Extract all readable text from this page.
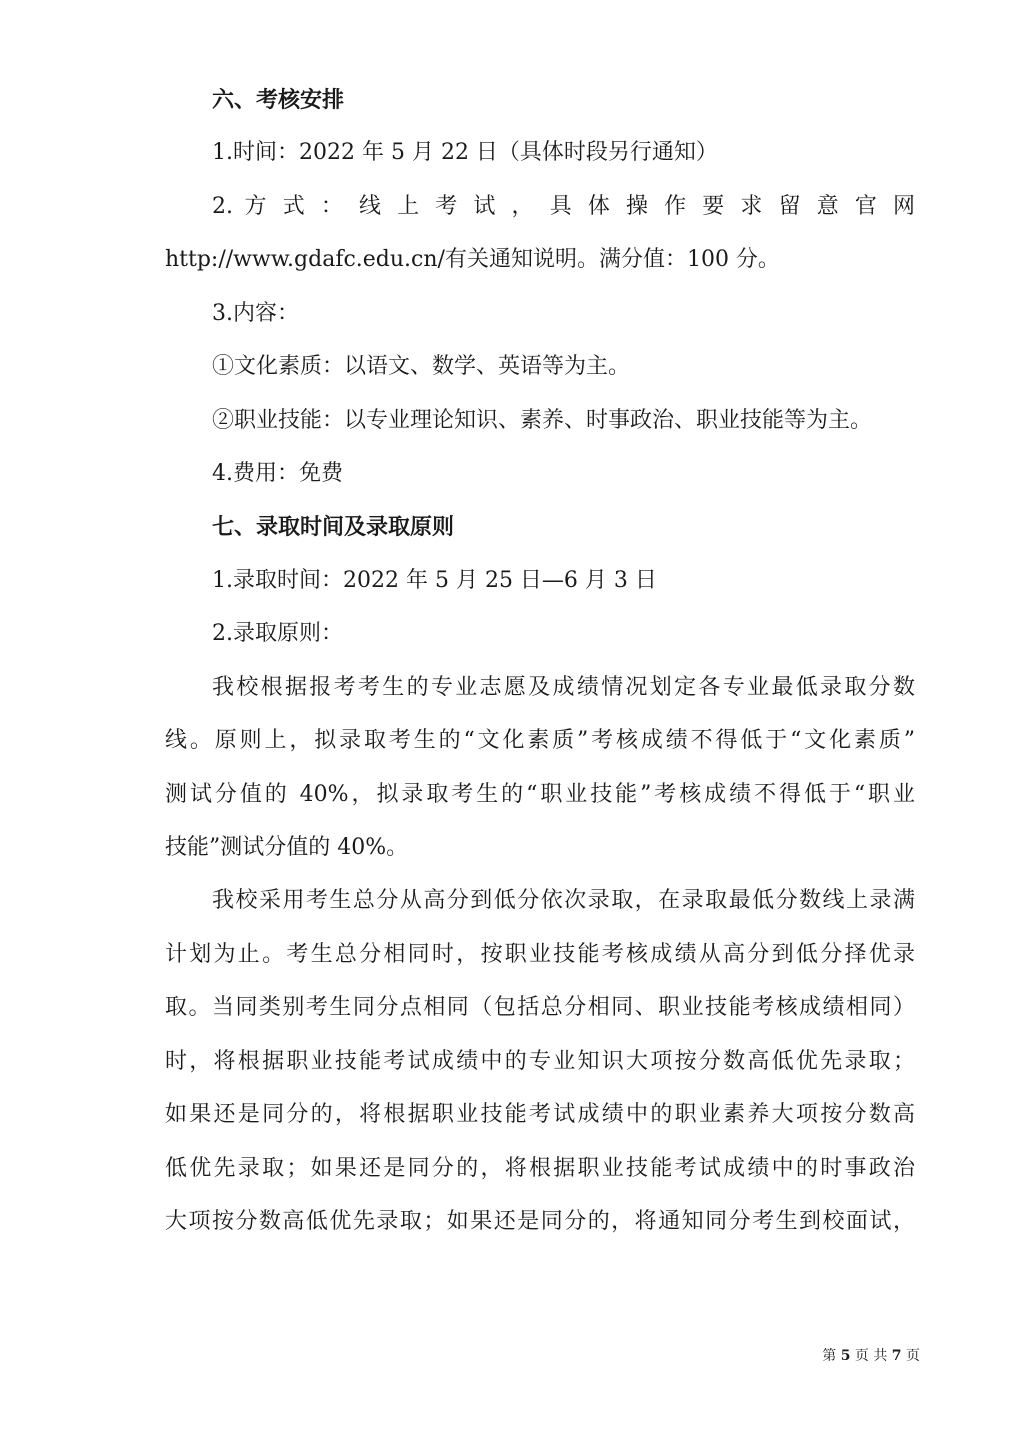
六、考核安排
1.时间：2022 年 5 月 22 日（具体时段另行通知）
2. 方 式 ： 线 上 考 试 ， 具 体 操 作 要 求 留 意 官 网
http://www.gdafc.edu.cn/有关通知说明。满分值：100 分。
3.内容：
①文化素质：以语文、数学、英语等为主。
②职业技能：以专业理论知识、素养、时事政治、职业技能等为主。
4.费用：免费
七、录取时间及录取原则
1.录取时间：2022 年 5 月 25 日—6 月 3 日
2.录取原则：
我校根据报考考生的专业志愿及成绩情况划定各专业最低录取分数
线。原则上，拟录取考生的“文化素质”考核成绩不得低于“文化素质”
测试分值的 40%，拟录取考生的“职业技能”考核成绩不得低于“职业
技能”测试分值的 40%。
我校采用考生总分从高分到低分依次录取，在录取最低分数线上录满
计划为止。考生总分相同时，按职业技能考核成绩从高分到低分择优录
取。当同类别考生同分点相同（包括总分相同、职业技能考核成绩相同）
时，将根据职业技能考试成绩中的专业知识大项按分数高低优先录取；
如果还是同分的，将根据职业技能考试成绩中的职业素养大项按分数高
低优先录取；如果还是同分的，将根据职业技能考试成绩中的时事政治
大项按分数高低优先录取；如果还是同分的，将通知同分考生到校面试，
第 5 页 共 7 页
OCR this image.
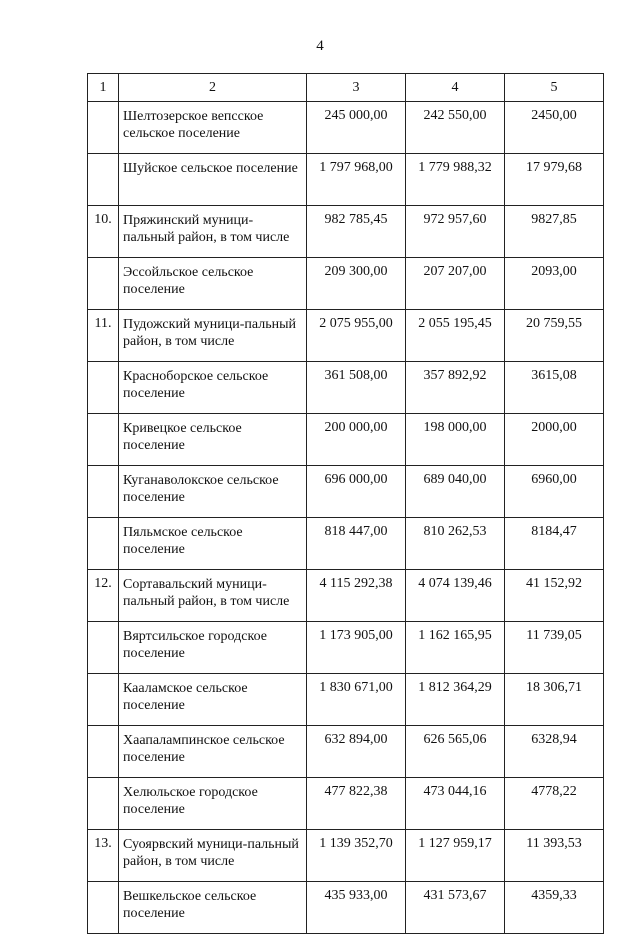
4
1	2	3	4	5
	Шелтозерское вепсское сельское поселение	245 000,00	242 550,00	2450,00
	Шуйское сельское поселение	1 797 968,00	1 779 988,32	17 979,68
10.	Пряжинский муници-пальный район, в том числе	982 785,45	972 957,60	9827,85
	Эссойльское сельское поселение	209 300,00	207 207,00	2093,00
11.	Пудожский муници-пальный район, в том числе	2 075 955,00	2 055 195,45	20 759,55
	Красноборское сельское поселение	361 508,00	357 892,92	3615,08
	Кривецкое сельское поселение	200 000,00	198 000,00	2000,00
	Куганаволокское сельское поселение	696 000,00	689 040,00	6960,00
	Пяльмское сельское поселение	818 447,00	810 262,53	8184,47
12.	Сортавальский муници-пальный район, в том числе	4 115 292,38	4 074 139,46	41 152,92
	Вяртсильское городское поселение	1 173 905,00	1 162 165,95	11 739,05
	Кааламское сельское поселение	1 830 671,00	1 812 364,29	18 306,71
	Хаапалампинское сельское поселение	632 894,00	626 565,06	6328,94
	Хелюльское городское поселение	477 822,38	473 044,16	4778,22
13.	Суоярвский муници-пальный район, в том числе	1 139 352,70	1 127 959,17	11 393,53
	Вешкельское сельское поселение	435 933,00	431 573,67	4359,33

----

### Short problem
Retype the records exactly. Any image in them should not appear in what you write.

### Task response
Extract all readable text from this page.
六、考核安排
1.时间：2022 年 5 月 22 日（具体时段另行通知）
2. 方 式 ： 线 上 考 试 ， 具 体 操 作 要 求 留 意 官 网
http://www.gdafc.edu.cn/有关通知说明。满分值：100 分。
3.内容：
①文化素质：以语文、数学、英语等为主。
②职业技能：以专业理论知识、素养、时事政治、职业技能等为主。
4.费用：免费
七、录取时间及录取原则
1.录取时间：2022 年 5 月 25 日—6 月 3 日
2.录取原则：
我校根据报考考生的专业志愿及成绩情况划定各专业最低录取分数
线。原则上，拟录取考生的“文化素质”考核成绩不得低于“文化素质”
测试分值的 40%，拟录取考生的“职业技能”考核成绩不得低于“职业
技能”测试分值的 40%。
我校采用考生总分从高分到低分依次录取，在录取最低分数线上录满
计划为止。考生总分相同时，按职业技能考核成绩从高分到低分择优录
取。当同类别考生同分点相同（包括总分相同、职业技能考核成绩相同）
时，将根据职业技能考试成绩中的专业知识大项按分数高低优先录取；
如果还是同分的，将根据职业技能考试成绩中的职业素养大项按分数高
低优先录取；如果还是同分的，将根据职业技能考试成绩中的时事政治
大项按分数高低优先录取；如果还是同分的，将通知同分考生到校面试，
第 5 页 共 7 页
OCR this image.
4
1	2	3	4	5
	Шелтозерское вепсское сельское поселение	245 000,00	242 550,00	2450,00
	Шуйское сельское поселение	1 797 968,00	1 779 988,32	17 979,68
10.	Пряжинский муници-пальный район, в том числе	982 785,45	972 957,60	9827,85
	Эссойльское сельское поселение	209 300,00	207 207,00	2093,00
11.	Пудожский муници-пальный район, в том числе	2 075 955,00	2 055 195,45	20 759,55
	Красноборское сельское поселение	361 508,00	357 892,92	3615,08
	Кривецкое сельское поселение	200 000,00	198 000,00	2000,00
	Куганаволокское сельское поселение	696 000,00	689 040,00	6960,00
	Пяльмское сельское поселение	818 447,00	810 262,53	8184,47
12.	Сортавальский муници-пальный район, в том числе	4 115 292,38	4 074 139,46	41 152,92
	Вяртсильское городское поселение	1 173 905,00	1 162 165,95	11 739,05
	Кааламское сельское поселение	1 830 671,00	1 812 364,29	18 306,71
	Хаапалампинское сельское поселение	632 894,00	626 565,06	6328,94
	Хелюльское городское поселение	477 822,38	473 044,16	4778,22
13.	Суоярвский муници-пальный район, в том числе	1 139 352,70	1 127 959,17	11 393,53
	Вешкельское сельское поселение	435 933,00	431 573,67	4359,33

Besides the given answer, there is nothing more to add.